* Start *

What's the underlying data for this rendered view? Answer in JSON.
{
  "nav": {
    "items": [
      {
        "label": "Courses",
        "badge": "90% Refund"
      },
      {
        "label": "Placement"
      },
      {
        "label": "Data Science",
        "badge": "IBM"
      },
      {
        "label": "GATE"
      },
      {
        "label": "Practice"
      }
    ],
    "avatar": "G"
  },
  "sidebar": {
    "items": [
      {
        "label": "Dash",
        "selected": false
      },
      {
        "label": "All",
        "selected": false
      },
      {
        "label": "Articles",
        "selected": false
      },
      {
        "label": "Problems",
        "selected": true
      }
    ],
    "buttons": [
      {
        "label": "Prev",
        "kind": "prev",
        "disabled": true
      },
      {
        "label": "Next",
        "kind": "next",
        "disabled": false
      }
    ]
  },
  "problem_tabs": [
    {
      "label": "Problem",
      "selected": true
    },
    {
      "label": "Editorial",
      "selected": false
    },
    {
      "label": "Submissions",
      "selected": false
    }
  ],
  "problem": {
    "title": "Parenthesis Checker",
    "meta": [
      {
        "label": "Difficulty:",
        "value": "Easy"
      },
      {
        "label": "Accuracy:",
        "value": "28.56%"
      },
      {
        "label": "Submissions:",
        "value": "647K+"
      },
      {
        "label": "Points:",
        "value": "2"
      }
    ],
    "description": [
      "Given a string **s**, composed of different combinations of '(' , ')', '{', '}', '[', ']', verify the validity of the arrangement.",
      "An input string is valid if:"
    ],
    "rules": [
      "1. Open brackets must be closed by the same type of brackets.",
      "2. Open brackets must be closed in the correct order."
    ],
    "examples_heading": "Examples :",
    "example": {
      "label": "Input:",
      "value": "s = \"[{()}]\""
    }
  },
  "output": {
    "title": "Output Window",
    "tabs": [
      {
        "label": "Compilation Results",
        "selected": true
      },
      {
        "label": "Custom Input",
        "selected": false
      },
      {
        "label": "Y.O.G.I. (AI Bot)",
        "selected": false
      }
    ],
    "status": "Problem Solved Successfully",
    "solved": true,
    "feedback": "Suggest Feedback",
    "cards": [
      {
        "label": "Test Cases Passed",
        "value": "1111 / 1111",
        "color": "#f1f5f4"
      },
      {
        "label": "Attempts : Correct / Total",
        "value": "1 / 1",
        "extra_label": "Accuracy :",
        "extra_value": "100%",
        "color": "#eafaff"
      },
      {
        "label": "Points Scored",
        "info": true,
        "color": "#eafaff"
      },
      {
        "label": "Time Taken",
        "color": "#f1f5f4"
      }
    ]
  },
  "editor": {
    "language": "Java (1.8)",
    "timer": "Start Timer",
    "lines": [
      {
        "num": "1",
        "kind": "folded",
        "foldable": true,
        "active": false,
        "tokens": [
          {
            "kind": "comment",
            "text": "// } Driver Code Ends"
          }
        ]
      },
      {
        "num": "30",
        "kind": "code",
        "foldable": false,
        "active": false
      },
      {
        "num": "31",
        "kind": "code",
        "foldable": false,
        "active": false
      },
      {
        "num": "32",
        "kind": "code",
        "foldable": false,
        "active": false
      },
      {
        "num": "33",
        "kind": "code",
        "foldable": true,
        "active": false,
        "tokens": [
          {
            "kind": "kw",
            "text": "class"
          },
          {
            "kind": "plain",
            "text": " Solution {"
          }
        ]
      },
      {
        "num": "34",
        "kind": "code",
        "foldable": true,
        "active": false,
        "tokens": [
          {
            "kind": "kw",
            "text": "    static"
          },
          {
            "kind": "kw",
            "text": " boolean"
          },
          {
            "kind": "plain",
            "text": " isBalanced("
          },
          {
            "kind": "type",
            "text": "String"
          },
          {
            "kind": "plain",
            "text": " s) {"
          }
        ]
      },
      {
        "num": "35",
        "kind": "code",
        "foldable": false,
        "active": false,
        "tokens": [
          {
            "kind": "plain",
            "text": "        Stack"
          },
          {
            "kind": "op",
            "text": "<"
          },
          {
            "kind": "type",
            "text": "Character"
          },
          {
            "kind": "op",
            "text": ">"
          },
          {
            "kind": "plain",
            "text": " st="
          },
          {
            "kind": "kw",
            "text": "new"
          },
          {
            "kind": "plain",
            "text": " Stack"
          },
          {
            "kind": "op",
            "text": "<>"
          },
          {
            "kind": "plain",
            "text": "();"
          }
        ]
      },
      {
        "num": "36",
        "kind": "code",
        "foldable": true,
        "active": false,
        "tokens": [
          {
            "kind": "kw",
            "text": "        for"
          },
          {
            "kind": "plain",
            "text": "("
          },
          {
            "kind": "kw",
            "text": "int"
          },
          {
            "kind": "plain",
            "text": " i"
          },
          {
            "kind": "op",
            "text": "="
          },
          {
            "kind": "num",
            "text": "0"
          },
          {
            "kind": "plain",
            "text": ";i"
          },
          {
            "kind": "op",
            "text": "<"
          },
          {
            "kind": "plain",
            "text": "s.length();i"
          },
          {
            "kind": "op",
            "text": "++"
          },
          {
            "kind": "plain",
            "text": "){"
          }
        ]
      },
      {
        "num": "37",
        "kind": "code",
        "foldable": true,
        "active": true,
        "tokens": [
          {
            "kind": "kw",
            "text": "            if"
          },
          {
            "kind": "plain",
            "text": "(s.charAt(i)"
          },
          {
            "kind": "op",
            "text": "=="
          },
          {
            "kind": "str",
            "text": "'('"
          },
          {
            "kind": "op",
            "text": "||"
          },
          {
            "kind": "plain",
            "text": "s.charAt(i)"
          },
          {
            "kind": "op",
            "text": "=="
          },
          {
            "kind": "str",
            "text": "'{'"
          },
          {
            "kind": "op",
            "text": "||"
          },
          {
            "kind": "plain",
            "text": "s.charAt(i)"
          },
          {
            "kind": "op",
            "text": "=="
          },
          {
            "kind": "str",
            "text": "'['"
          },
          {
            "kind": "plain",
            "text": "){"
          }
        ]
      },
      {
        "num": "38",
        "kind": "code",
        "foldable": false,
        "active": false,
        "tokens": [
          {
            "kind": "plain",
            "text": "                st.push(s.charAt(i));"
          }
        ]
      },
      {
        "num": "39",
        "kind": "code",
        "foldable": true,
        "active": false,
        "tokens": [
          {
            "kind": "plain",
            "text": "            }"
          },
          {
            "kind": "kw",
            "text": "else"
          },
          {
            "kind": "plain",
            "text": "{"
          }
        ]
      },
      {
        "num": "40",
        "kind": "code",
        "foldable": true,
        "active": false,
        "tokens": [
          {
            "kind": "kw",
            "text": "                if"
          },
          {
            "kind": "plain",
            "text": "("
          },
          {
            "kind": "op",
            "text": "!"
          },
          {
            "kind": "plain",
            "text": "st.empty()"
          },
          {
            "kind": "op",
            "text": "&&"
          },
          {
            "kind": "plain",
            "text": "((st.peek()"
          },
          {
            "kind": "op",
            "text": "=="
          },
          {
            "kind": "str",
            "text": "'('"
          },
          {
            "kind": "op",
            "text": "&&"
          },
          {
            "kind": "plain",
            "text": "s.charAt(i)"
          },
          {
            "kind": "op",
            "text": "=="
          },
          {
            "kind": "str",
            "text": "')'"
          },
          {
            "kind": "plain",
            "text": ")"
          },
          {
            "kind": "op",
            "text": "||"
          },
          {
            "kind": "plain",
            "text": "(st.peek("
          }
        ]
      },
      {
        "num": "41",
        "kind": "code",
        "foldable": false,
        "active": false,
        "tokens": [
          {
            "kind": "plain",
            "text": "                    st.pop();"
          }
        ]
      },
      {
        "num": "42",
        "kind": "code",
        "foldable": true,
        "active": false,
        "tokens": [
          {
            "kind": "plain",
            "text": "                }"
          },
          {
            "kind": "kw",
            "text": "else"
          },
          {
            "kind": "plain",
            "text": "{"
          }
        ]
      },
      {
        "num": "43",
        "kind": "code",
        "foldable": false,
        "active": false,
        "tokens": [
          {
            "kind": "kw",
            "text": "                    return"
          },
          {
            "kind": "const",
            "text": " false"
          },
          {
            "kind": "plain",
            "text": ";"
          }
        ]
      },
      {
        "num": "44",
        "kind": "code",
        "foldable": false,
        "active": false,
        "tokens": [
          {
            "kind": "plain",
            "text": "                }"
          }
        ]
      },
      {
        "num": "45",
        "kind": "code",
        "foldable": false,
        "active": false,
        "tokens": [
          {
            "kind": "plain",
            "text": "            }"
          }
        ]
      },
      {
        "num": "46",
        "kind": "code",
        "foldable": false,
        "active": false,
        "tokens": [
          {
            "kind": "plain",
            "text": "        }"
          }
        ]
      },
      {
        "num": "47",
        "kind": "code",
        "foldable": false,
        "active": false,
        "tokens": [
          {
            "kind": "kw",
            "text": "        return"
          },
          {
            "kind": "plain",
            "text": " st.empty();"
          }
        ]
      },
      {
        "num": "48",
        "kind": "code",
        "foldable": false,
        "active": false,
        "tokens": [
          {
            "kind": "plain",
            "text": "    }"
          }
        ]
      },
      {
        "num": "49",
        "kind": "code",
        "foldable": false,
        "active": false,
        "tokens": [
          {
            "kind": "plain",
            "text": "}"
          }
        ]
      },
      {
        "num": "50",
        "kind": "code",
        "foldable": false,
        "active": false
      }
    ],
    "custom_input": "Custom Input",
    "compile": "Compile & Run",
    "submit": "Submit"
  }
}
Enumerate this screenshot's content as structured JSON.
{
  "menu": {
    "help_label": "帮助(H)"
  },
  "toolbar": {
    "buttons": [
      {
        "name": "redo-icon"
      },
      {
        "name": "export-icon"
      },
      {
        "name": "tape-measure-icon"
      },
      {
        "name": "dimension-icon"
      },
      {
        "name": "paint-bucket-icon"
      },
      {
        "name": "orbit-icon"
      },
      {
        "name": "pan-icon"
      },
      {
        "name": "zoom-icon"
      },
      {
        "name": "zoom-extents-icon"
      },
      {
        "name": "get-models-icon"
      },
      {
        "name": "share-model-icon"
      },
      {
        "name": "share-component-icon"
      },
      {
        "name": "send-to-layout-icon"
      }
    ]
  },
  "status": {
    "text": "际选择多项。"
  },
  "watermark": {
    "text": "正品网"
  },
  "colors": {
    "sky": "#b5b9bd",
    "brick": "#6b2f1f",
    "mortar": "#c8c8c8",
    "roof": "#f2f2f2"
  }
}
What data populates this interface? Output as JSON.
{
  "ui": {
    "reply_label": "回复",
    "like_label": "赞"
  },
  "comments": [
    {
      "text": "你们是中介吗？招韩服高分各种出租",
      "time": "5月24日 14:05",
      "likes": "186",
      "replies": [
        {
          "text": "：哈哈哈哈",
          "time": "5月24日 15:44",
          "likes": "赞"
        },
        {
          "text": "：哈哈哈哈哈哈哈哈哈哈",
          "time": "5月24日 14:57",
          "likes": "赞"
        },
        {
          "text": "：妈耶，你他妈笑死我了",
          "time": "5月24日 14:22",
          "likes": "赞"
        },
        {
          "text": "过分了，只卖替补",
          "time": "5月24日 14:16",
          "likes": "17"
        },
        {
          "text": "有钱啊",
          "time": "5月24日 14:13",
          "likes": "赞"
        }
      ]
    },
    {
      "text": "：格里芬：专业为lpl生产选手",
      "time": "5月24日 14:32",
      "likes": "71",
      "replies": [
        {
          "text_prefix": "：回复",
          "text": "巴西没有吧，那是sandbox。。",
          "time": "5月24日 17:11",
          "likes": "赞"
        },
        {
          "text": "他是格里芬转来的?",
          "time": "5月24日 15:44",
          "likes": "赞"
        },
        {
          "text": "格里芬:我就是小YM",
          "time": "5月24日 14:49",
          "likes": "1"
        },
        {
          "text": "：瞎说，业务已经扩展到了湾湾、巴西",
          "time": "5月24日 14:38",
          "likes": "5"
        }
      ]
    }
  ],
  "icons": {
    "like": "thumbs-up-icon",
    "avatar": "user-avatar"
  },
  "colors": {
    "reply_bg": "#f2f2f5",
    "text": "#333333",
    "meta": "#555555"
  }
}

* End *

**DESCRIPTION OF THE TASK**: Write down every line of the data above that includes the string "brackets".

**WORKED SOLUTION**:
      "1. Open brackets must be closed by the same type of brackets.",
      "2. Open brackets must be closed in the correct order."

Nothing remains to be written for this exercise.